Raw records
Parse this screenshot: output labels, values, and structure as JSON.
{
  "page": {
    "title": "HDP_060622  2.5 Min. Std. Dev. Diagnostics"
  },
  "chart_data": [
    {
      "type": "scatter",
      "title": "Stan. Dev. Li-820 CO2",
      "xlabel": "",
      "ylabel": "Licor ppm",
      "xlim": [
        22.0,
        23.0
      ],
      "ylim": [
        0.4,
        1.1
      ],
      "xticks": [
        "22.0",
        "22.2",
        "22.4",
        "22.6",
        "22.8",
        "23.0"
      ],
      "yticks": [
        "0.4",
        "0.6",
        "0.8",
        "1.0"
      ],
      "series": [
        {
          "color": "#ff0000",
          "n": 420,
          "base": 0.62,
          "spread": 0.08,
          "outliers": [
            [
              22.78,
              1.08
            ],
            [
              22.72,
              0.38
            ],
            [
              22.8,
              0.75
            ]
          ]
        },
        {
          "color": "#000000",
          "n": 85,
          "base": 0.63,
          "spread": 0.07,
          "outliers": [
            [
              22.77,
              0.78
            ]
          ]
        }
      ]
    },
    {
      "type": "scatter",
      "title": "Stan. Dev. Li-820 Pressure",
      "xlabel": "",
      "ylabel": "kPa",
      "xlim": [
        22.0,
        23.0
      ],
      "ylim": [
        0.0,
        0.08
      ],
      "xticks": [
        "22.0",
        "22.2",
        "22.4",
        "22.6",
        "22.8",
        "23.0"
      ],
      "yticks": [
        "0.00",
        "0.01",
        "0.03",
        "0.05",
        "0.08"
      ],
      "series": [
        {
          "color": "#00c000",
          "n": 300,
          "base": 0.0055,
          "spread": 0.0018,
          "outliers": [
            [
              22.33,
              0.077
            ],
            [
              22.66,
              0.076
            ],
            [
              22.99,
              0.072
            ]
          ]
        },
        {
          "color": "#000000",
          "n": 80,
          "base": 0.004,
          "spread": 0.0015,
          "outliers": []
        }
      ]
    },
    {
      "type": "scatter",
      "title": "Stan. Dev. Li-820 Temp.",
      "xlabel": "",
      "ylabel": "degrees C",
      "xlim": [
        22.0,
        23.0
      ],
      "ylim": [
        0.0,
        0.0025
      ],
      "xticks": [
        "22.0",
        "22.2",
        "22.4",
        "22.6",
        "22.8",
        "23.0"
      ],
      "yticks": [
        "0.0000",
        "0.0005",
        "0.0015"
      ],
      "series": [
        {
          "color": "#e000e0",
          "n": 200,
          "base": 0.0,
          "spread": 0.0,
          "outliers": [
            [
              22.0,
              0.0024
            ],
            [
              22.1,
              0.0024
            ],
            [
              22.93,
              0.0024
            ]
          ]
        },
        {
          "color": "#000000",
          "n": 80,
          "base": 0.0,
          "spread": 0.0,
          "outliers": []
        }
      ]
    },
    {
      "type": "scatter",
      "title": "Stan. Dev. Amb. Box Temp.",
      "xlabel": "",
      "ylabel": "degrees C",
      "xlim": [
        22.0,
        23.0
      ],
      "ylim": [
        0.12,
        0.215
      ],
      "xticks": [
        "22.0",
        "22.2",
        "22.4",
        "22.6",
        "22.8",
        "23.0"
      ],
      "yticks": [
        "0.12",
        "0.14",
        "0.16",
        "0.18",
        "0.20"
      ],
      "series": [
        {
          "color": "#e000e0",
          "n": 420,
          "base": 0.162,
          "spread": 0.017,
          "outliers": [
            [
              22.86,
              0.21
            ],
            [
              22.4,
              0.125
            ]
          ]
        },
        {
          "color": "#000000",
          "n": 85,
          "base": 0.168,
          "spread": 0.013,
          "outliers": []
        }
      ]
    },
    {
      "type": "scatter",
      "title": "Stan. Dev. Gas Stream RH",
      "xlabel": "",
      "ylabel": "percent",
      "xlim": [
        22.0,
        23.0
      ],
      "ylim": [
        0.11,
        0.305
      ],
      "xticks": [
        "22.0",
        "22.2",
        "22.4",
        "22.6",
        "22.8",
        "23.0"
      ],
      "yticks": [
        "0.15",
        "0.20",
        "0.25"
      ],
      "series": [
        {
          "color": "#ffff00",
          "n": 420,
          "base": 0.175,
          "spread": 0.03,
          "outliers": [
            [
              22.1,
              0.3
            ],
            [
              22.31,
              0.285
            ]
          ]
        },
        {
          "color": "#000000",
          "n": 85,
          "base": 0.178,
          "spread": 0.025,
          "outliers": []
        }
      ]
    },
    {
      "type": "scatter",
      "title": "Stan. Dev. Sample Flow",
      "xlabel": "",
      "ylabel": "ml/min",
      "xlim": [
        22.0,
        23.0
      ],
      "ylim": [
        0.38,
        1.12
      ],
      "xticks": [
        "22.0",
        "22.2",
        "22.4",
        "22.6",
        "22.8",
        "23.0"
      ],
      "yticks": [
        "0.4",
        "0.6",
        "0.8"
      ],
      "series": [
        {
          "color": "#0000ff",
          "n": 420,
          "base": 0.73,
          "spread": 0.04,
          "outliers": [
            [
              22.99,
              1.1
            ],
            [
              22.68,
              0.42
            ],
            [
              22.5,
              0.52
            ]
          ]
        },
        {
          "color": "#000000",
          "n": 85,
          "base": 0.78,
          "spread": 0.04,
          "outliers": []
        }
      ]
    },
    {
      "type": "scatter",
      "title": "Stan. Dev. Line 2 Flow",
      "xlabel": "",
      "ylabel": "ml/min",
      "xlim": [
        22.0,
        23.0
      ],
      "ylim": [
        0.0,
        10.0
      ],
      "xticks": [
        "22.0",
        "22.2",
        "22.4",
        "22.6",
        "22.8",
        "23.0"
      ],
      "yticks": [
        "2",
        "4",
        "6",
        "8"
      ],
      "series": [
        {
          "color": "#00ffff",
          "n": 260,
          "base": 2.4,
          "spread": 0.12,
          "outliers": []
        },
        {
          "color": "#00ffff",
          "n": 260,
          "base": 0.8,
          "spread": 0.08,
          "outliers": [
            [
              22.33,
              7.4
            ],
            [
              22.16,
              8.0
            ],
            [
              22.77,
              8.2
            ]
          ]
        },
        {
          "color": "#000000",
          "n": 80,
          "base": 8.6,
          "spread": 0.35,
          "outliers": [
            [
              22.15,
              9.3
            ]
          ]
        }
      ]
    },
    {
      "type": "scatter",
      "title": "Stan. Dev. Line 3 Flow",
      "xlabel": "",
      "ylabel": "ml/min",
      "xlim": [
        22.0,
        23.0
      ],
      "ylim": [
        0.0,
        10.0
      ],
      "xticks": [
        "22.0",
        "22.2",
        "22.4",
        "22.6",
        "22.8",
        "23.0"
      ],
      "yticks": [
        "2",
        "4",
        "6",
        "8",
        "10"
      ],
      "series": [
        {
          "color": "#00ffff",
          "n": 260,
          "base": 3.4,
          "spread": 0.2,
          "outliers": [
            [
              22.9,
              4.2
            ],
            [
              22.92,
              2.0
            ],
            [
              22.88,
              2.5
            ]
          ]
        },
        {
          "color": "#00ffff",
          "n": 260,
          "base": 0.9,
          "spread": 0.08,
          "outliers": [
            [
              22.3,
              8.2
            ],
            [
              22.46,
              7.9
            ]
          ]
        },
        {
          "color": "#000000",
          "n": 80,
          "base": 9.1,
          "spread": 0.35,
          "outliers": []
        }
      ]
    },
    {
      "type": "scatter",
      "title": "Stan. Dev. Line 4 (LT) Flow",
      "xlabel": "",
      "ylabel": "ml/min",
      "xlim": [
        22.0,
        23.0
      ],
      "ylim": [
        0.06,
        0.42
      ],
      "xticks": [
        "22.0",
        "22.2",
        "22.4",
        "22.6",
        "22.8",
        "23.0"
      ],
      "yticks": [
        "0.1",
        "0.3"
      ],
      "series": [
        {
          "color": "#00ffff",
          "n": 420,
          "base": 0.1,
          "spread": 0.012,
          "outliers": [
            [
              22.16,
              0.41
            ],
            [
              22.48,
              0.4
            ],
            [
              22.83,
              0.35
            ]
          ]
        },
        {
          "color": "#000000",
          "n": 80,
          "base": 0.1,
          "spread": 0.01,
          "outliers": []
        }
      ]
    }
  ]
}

Work instructions | Report how many lines of the listing above include the word "Flow". Say nothing but the number.

Reply | 4